--- Start Information provided ---

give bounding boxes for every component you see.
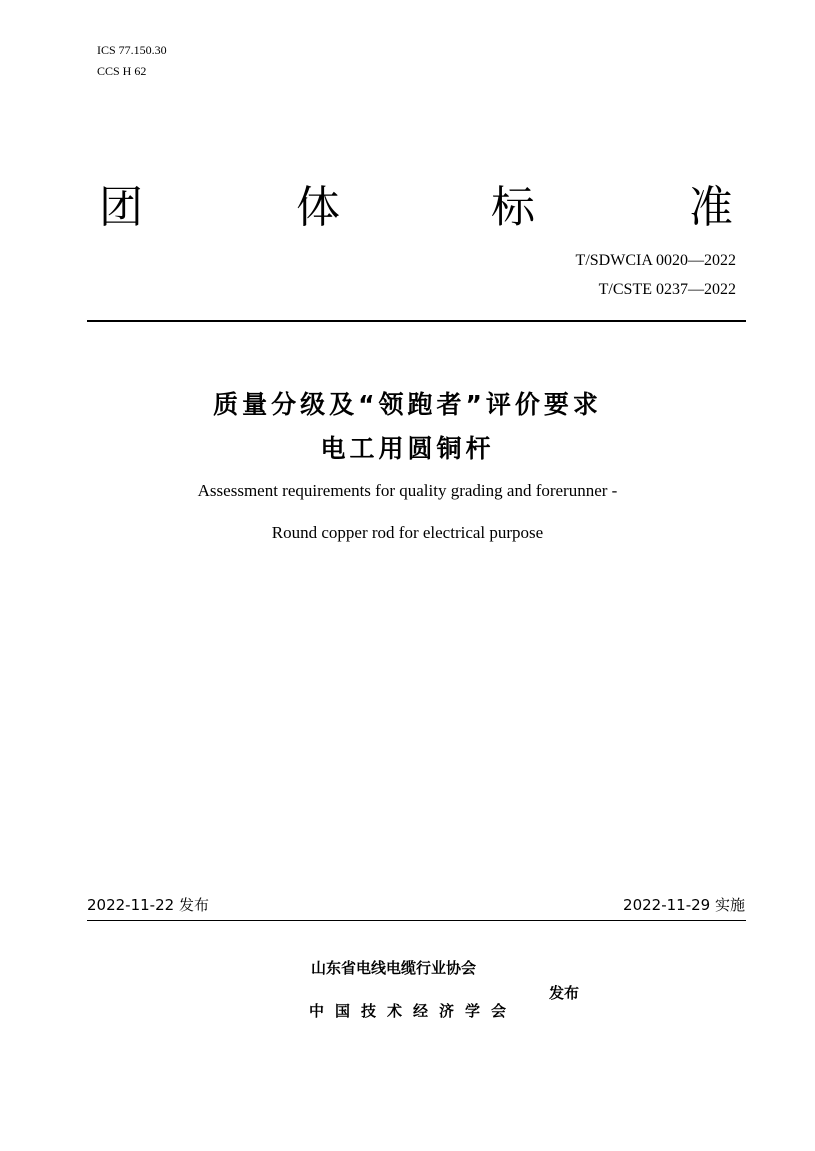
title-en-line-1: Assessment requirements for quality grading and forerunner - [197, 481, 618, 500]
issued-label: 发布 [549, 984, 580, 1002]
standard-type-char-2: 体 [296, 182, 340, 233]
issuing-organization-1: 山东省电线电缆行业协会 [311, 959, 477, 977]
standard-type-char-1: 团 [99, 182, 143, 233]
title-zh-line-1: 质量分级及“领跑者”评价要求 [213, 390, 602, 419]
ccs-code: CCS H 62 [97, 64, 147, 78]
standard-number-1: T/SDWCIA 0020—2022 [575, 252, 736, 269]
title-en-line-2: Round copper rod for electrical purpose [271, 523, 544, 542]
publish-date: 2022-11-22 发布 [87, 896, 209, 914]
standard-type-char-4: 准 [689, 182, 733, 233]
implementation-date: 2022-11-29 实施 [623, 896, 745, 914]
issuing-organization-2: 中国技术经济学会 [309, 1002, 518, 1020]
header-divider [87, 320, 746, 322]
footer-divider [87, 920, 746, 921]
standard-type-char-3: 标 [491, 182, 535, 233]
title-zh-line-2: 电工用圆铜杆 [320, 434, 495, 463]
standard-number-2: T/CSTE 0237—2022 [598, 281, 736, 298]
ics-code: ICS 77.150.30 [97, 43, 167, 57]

--- End Information provided ---

To be done — Retype every line of the listing above word for word, but leave out the picture.

The reply —
give bounding boxes for every component you see.
title-en-line-1: Assessment requirements for quality grading and forerunner - [197, 481, 618, 500]
issued-label: 发布 [549, 984, 580, 1002]
standard-type-char-2: 体 [296, 182, 340, 233]
issuing-organization-1: 山东省电线电缆行业协会 [311, 959, 477, 977]
standard-type-char-1: 团 [99, 182, 143, 233]
title-zh-line-1: 质量分级及“领跑者”评价要求 [213, 390, 602, 419]
ccs-code: CCS H 62 [97, 64, 147, 78]
standard-number-1: T/SDWCIA 0020—2022 [575, 252, 736, 269]
title-en-line-2: Round copper rod for electrical purpose [271, 523, 544, 542]
publish-date: 2022-11-22 发布 [87, 896, 209, 914]
standard-type-char-4: 准 [689, 182, 733, 233]
implementation-date: 2022-11-29 实施 [623, 896, 745, 914]
issuing-organization-2: 中国技术经济学会 [309, 1002, 518, 1020]
header-divider [87, 320, 746, 322]
footer-divider [87, 920, 746, 921]
standard-type-char-3: 标 [491, 182, 535, 233]
title-zh-line-2: 电工用圆铜杆 [320, 434, 495, 463]
standard-number-2: T/CSTE 0237—2022 [598, 281, 736, 298]
ics-code: ICS 77.150.30 [97, 43, 167, 57]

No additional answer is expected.